══ Input material
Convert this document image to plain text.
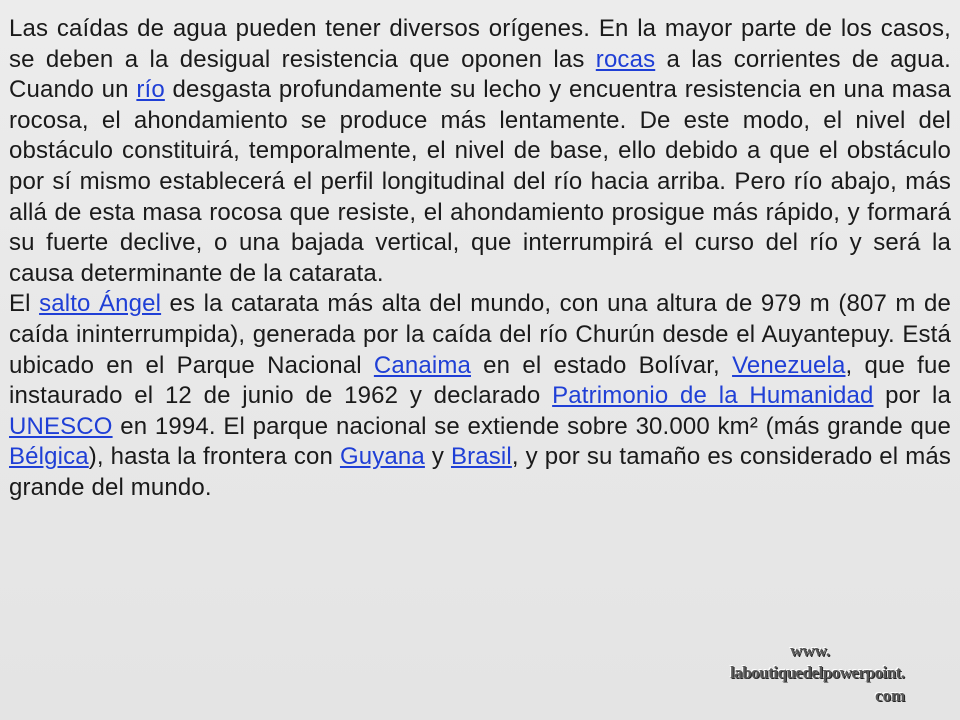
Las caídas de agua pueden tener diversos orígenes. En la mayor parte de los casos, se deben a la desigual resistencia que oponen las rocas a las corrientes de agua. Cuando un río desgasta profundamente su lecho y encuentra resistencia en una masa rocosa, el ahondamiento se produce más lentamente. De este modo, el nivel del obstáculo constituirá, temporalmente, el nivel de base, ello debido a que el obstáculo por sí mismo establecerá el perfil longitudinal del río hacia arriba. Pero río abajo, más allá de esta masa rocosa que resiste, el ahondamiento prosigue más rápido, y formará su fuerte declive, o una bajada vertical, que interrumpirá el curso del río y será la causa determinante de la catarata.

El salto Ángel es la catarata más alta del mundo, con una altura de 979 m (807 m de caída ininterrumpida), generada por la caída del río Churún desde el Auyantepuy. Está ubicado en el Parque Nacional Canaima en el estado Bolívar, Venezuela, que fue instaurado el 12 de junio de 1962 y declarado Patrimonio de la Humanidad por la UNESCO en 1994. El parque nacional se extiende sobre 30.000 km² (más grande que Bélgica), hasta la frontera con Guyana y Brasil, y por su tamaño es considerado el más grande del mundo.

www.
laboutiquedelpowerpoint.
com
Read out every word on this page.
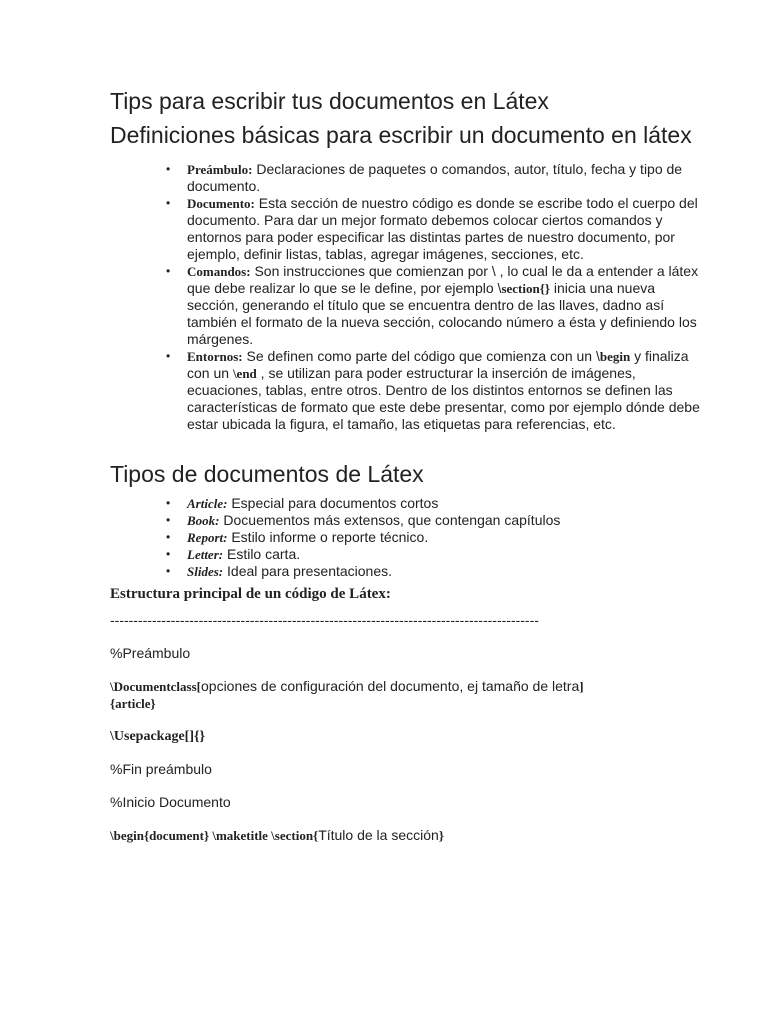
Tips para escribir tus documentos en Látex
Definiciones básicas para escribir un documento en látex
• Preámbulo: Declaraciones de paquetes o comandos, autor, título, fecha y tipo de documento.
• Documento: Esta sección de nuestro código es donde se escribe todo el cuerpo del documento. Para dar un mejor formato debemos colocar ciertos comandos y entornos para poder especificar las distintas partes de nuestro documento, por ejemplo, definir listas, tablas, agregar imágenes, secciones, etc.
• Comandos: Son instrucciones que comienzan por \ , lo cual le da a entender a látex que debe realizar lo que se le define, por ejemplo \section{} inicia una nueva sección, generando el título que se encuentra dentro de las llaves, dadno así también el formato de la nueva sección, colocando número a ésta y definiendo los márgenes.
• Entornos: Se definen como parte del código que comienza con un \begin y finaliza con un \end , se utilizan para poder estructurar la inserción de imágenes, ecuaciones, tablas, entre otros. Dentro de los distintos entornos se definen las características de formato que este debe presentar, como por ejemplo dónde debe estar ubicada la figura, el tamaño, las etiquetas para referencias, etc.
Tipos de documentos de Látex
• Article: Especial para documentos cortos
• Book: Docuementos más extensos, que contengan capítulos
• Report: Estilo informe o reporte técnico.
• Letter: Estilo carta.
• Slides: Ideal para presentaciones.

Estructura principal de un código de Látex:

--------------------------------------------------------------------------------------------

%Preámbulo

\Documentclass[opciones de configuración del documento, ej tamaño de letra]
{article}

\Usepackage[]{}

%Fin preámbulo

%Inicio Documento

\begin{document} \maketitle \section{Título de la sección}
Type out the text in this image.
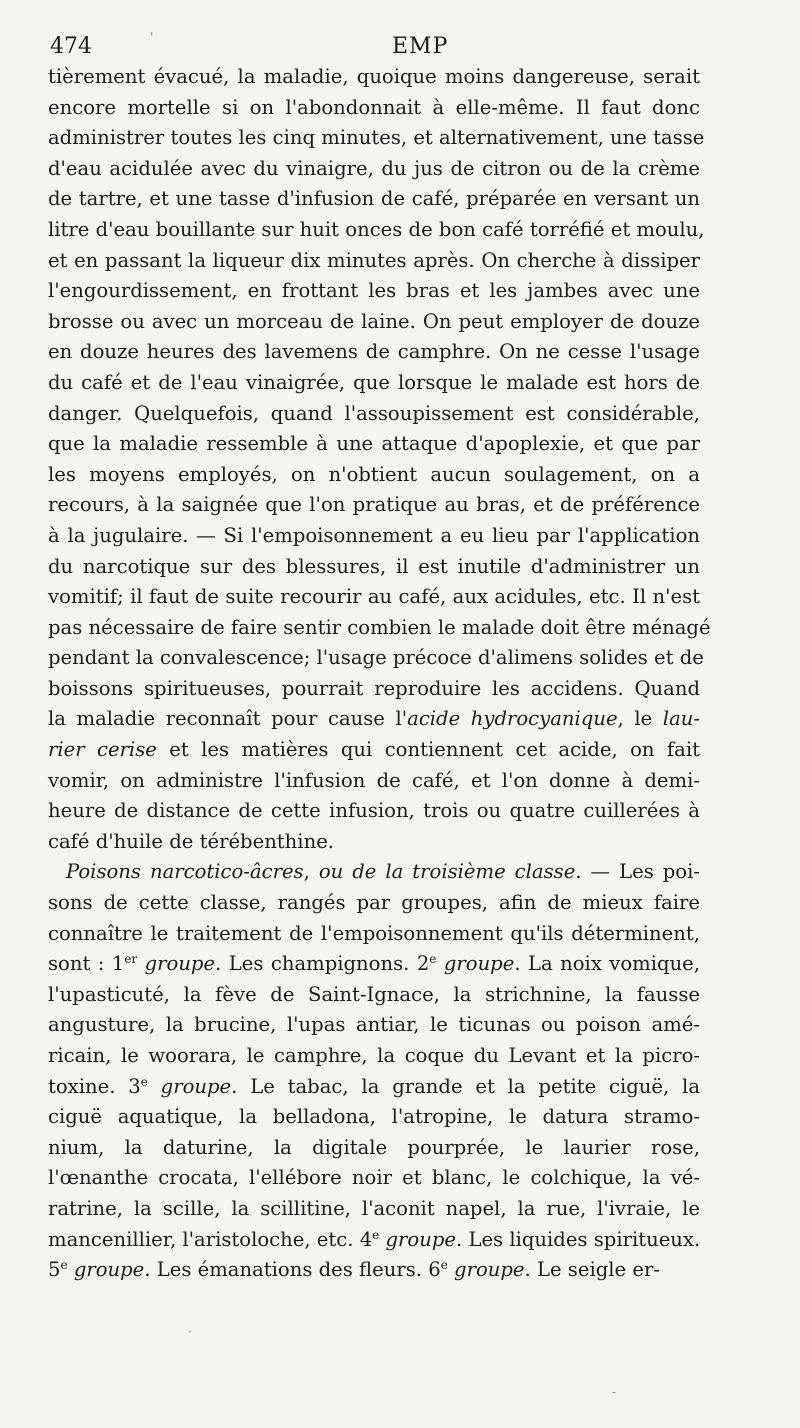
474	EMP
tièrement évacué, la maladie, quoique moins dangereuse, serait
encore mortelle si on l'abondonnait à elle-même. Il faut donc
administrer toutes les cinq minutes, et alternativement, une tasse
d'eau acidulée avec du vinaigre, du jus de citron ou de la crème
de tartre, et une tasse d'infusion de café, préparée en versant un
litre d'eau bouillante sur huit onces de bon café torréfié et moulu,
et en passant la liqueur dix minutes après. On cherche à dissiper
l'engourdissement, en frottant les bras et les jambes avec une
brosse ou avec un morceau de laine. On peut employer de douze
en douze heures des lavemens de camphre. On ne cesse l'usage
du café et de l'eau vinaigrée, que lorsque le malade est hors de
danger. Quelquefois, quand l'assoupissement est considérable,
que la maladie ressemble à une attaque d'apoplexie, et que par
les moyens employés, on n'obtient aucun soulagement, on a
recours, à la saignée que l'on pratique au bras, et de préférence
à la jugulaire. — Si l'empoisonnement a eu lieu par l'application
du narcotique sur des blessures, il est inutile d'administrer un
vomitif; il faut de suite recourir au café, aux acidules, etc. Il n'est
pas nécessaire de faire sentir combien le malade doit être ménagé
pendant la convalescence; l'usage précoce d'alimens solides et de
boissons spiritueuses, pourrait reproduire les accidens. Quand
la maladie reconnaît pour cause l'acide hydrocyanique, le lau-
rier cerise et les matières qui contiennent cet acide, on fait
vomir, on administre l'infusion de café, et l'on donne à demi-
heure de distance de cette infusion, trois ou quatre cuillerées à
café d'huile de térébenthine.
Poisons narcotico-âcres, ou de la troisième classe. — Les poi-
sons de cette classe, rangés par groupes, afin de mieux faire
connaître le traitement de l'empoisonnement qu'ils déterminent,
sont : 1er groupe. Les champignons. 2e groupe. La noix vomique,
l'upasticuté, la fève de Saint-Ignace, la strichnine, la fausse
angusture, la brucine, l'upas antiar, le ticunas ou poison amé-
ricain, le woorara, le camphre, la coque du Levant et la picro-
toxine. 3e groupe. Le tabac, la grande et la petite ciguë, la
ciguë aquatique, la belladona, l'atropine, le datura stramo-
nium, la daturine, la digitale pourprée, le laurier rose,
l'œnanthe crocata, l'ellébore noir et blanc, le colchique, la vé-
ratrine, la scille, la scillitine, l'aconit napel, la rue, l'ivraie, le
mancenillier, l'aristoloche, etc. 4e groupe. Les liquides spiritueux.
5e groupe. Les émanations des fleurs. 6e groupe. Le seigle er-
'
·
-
════
• [Problem statement] Check each line of the data above for the word "image" and copy the ones where it is found.

• [Task solution]
Convert this document image to plain text.
Type out the text in this image.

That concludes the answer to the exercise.